Se Nanowire Crystal Formation via Oxidation of 2D HfSe2: A Solid-State, In Situ Reaction Coupling for Heterogeneous Integration Technologies

Effective heterogeneous integration of low-dimensional nanomaterials in applications ranging from quantum electronics to biomedical devices requires a detailed understanding of different formation and interfacing reactions and the ability to synergize these processes. We report the formation of 1D Se nanowires via low-temperature (30–150 °C) atmospheric oxidation of 2D HfSe₂ crystals. The localized, surface-bound process starting from exfoliated HfSe₂ flakes on a SiO₂/Si wafer support does not involve wet chemistry and allows us to implement optical operando reaction screening and explore the relevant parameter space and underpinning mechanisms. Hf oxidation frees Se at the buried hafnia–HfSe₂ interface, which segregates as amorphous Se, forming aggregates, blisters, and interfacial films. We show that upon diffusion to the stack surface, this Se can crystallize into trigonal Se nanowires with diameters ranging from ∼45 nm to 1.9 μm and lengths up to 43 μm depending on temperature and process time. We discuss the coupled reaction kinetics and pathways for application-relevant integrated process designs and connect diverse literature on the oxidation of transition metal dichalcogenides, Se polymerization and crystallization studies, and prior synthetic strategies for producing Se nanowires.

----------------------------------------

For the abstract on Se nanowire formation, state whether each statement agrees with it: (a) the Se nanowires form through oxidation at 30–150 °C; (b) the process relies on wet chemistry; (c) the Se freed at the hafnia–HfSe₂ interface segregates in crystalline form. Give yes or no for each, quoting the deciding words of the abstract. The items that follow are drawn from a separate source unrelated to the abstract above.

----------------------------------------

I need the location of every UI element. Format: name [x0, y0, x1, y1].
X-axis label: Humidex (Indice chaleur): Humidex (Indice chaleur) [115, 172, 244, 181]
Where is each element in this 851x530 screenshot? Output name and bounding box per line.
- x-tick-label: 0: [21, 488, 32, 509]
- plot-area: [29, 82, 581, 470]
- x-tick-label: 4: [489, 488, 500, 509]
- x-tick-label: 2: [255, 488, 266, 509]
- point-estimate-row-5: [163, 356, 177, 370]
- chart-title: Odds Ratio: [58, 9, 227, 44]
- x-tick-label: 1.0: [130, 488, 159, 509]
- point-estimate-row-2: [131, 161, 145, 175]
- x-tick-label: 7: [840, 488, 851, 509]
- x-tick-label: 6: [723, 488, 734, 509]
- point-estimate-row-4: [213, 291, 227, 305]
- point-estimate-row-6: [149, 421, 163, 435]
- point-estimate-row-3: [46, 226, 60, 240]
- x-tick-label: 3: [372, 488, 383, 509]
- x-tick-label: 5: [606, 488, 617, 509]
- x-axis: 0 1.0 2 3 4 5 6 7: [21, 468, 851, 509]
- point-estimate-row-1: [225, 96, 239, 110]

----------------------------------------

Answer space:
(a) Yes: "low-temperature (30–150 °C) atmospheric oxidation of 2D HfSe₂ crystals"
(b) No: "does not involve wet chemistry"
(c) No: "segregates as amorphous Se"